> [EXERCISE INPUTS]:
┄┄┄┄┄┄┄┄┄┄┄┄┄┄┄┄┄┄┄┄
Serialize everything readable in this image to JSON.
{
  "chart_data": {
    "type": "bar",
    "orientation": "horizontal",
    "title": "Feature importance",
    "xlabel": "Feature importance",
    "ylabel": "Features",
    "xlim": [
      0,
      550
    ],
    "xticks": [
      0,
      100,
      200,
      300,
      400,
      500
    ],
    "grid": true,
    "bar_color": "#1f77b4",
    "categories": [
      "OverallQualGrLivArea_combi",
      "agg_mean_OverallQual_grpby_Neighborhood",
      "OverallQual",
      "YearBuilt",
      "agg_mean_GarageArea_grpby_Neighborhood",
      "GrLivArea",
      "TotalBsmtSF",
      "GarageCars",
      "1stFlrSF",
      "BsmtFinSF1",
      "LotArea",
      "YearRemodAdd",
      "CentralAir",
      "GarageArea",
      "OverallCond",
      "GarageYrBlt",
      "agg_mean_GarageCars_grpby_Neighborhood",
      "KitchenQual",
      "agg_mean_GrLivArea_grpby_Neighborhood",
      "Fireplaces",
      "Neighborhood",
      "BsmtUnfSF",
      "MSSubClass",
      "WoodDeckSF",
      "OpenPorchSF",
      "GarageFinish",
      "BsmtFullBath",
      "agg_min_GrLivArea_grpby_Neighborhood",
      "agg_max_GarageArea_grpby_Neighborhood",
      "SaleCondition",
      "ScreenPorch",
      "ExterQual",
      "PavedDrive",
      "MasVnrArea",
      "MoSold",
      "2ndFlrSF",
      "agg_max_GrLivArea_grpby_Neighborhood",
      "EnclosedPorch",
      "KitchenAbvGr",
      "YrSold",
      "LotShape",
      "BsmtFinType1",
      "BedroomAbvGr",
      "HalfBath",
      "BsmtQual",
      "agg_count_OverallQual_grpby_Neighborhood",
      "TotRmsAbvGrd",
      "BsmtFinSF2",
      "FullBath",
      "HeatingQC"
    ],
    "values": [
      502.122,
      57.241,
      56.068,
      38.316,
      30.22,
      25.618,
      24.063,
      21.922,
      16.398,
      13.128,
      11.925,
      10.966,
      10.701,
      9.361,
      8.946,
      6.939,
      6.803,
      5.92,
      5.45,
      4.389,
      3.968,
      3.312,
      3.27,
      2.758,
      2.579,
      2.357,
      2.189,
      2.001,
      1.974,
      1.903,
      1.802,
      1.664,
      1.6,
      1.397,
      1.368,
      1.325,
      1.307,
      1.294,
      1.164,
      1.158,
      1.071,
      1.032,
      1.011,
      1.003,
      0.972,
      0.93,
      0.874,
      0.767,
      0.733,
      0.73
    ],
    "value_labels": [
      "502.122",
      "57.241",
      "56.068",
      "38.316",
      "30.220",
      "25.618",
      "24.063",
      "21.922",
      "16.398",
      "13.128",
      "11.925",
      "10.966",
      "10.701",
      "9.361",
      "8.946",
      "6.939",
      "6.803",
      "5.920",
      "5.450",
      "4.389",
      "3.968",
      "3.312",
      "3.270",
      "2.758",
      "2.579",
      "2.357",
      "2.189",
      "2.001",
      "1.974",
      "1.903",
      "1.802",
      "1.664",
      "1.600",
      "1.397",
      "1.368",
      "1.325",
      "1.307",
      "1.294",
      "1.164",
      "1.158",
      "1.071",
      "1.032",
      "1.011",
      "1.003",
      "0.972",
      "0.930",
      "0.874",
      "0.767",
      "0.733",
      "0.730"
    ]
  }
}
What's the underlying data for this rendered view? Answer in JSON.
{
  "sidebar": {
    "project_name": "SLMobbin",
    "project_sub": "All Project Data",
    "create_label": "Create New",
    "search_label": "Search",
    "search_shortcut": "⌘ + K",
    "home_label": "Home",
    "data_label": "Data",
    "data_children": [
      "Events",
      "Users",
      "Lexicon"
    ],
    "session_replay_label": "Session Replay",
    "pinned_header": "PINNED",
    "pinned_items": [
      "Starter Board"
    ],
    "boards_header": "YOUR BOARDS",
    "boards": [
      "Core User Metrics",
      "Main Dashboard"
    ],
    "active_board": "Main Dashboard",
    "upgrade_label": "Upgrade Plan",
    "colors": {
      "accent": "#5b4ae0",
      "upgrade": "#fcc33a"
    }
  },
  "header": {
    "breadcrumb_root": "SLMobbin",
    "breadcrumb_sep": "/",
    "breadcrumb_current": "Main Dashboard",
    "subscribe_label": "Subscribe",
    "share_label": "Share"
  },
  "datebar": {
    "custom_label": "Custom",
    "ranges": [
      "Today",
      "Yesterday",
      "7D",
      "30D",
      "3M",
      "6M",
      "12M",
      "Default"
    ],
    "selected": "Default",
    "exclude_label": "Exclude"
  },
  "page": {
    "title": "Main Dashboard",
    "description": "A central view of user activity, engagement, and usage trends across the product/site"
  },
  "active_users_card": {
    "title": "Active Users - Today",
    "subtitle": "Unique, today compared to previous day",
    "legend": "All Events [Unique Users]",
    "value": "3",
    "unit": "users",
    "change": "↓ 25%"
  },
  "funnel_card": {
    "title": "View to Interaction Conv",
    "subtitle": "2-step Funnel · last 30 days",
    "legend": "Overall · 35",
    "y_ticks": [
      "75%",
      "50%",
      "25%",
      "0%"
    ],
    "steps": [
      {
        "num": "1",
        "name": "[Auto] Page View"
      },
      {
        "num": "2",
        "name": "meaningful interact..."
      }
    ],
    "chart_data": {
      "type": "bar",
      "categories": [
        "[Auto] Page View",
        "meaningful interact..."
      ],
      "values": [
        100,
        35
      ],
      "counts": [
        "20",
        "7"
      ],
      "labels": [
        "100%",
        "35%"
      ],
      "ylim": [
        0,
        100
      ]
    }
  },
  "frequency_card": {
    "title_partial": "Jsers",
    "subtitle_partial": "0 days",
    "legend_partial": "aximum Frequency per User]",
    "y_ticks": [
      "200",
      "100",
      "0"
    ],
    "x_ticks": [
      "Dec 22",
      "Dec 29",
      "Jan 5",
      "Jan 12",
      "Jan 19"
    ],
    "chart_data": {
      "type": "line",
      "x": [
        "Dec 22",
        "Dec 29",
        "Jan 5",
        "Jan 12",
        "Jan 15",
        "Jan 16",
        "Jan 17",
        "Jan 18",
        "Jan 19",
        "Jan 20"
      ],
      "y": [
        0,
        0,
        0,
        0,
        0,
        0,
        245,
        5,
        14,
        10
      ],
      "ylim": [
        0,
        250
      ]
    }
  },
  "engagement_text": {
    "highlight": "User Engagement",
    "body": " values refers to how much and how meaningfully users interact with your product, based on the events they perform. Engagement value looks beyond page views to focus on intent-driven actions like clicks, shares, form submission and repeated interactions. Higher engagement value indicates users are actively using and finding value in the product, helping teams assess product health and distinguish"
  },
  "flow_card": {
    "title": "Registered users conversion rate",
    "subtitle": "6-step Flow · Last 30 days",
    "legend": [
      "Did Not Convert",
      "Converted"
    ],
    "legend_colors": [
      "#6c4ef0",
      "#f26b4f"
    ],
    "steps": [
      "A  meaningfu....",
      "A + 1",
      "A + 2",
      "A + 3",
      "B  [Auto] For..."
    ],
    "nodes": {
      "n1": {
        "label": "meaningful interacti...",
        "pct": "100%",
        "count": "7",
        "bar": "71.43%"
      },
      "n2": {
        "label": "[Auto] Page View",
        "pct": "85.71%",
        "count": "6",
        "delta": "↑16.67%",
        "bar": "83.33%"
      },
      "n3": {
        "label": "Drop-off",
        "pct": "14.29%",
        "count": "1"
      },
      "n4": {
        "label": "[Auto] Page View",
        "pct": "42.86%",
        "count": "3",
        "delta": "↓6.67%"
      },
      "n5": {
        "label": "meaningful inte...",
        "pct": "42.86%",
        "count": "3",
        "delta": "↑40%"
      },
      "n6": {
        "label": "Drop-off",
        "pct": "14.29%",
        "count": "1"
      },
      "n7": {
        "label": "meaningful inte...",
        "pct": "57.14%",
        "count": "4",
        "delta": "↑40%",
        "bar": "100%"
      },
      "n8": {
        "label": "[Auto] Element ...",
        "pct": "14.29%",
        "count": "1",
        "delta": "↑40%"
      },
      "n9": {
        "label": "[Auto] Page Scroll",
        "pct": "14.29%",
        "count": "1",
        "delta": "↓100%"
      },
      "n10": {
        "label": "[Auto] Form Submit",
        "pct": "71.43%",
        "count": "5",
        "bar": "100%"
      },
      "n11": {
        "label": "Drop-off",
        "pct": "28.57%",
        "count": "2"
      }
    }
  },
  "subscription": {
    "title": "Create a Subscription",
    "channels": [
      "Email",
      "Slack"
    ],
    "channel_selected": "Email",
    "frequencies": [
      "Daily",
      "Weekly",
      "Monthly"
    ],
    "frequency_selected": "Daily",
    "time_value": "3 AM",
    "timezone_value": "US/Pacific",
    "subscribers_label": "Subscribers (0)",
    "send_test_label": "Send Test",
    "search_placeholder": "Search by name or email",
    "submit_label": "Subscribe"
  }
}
┄┄┄┄┄┄┄┄┄┄┄┄┄┄┄┄┄┄┄┄
Return each line with "Main".

> [FINISHED EXERCISE]:
      "Main Dashboard"
    "active_board": "Main Dashboard",
    "breadcrumb_current": "Main Dashboard",
    "title": "Main Dashboard",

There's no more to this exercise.